## Begin MATERIAL TO PROCESS

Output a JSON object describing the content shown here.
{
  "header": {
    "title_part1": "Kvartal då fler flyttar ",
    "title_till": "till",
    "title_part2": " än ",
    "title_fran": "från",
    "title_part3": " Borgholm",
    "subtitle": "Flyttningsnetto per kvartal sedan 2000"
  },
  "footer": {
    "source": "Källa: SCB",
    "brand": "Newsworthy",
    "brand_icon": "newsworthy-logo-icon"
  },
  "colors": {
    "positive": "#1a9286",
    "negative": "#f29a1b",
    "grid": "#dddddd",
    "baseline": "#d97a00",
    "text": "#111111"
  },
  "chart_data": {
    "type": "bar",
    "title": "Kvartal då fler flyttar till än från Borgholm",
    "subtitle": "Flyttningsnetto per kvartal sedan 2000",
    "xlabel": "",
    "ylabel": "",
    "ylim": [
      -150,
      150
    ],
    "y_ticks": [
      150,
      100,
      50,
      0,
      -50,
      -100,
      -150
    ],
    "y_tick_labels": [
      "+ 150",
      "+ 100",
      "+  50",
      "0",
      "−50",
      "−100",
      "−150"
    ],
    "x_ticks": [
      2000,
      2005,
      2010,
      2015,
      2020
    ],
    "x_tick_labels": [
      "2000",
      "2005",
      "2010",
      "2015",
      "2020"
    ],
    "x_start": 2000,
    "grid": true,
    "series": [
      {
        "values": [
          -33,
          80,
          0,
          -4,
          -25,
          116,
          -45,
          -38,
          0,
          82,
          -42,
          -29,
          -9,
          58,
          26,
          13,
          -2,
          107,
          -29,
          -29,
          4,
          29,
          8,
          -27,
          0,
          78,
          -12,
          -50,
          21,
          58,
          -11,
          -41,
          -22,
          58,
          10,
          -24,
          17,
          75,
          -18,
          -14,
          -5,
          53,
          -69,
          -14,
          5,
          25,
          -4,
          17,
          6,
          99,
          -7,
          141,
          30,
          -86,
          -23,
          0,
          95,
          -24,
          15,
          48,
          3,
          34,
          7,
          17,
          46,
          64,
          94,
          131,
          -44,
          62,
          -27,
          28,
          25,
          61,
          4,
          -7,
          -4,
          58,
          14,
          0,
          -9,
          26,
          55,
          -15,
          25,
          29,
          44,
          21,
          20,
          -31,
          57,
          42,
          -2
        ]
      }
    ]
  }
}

## End MATERIAL TO PROCESS

DIRECTION
Write out every entry above, word for word.

EXPECTED ANSWER
Output a JSON object describing the content shown here.
{
  "header": {
    "title_part1": "Kvartal då fler flyttar ",
    "title_till": "till",
    "title_part2": " än ",
    "title_fran": "från",
    "title_part3": " Borgholm",
    "subtitle": "Flyttningsnetto per kvartal sedan 2000"
  },
  "footer": {
    "source": "Källa: SCB",
    "brand": "Newsworthy",
    "brand_icon": "newsworthy-logo-icon"
  },
  "colors": {
    "positive": "#1a9286",
    "negative": "#f29a1b",
    "grid": "#dddddd",
    "baseline": "#d97a00",
    "text": "#111111"
  },
  "chart_data": {
    "type": "bar",
    "title": "Kvartal då fler flyttar till än från Borgholm",
    "subtitle": "Flyttningsnetto per kvartal sedan 2000",
    "xlabel": "",
    "ylabel": "",
    "ylim": [
      -150,
      150
    ],
    "y_ticks": [
      150,
      100,
      50,
      0,
      -50,
      -100,
      -150
    ],
    "y_tick_labels": [
      "+ 150",
      "+ 100",
      "+  50",
      "0",
      "−50",
      "−100",
      "−150"
    ],
    "x_ticks": [
      2000,
      2005,
      2010,
      2015,
      2020
    ],
    "x_tick_labels": [
      "2000",
      "2005",
      "2010",
      "2015",
      "2020"
    ],
    "x_start": 2000,
    "grid": true,
    "series": [
      {
        "values": [
          -33,
          80,
          0,
          -4,
          -25,
          116,
          -45,
          -38,
          0,
          82,
          -42,
          -29,
          -9,
          58,
          26,
          13,
          -2,
          107,
          -29,
          -29,
          4,
          29,
          8,
          -27,
          0,
          78,
          -12,
          -50,
          21,
          58,
          -11,
          -41,
          -22,
          58,
          10,
          -24,
          17,
          75,
          -18,
          -14,
          -5,
          53,
          -69,
          -14,
          5,
          25,
          -4,
          17,
          6,
          99,
          -7,
          141,
          30,
          -86,
          -23,
          0,
          95,
          -24,
          15,
          48,
          3,
          34,
          7,
          17,
          46,
          64,
          94,
          131,
          -44,
          62,
          -27,
          28,
          25,
          61,
          4,
          -7,
          -4,
          58,
          14,
          0,
          -9,
          26,
          55,
          -15,
          25,
          29,
          44,
          21,
          20,
          -31,
          57,
          42,
          -2
        ]
      }
    ]
  }
}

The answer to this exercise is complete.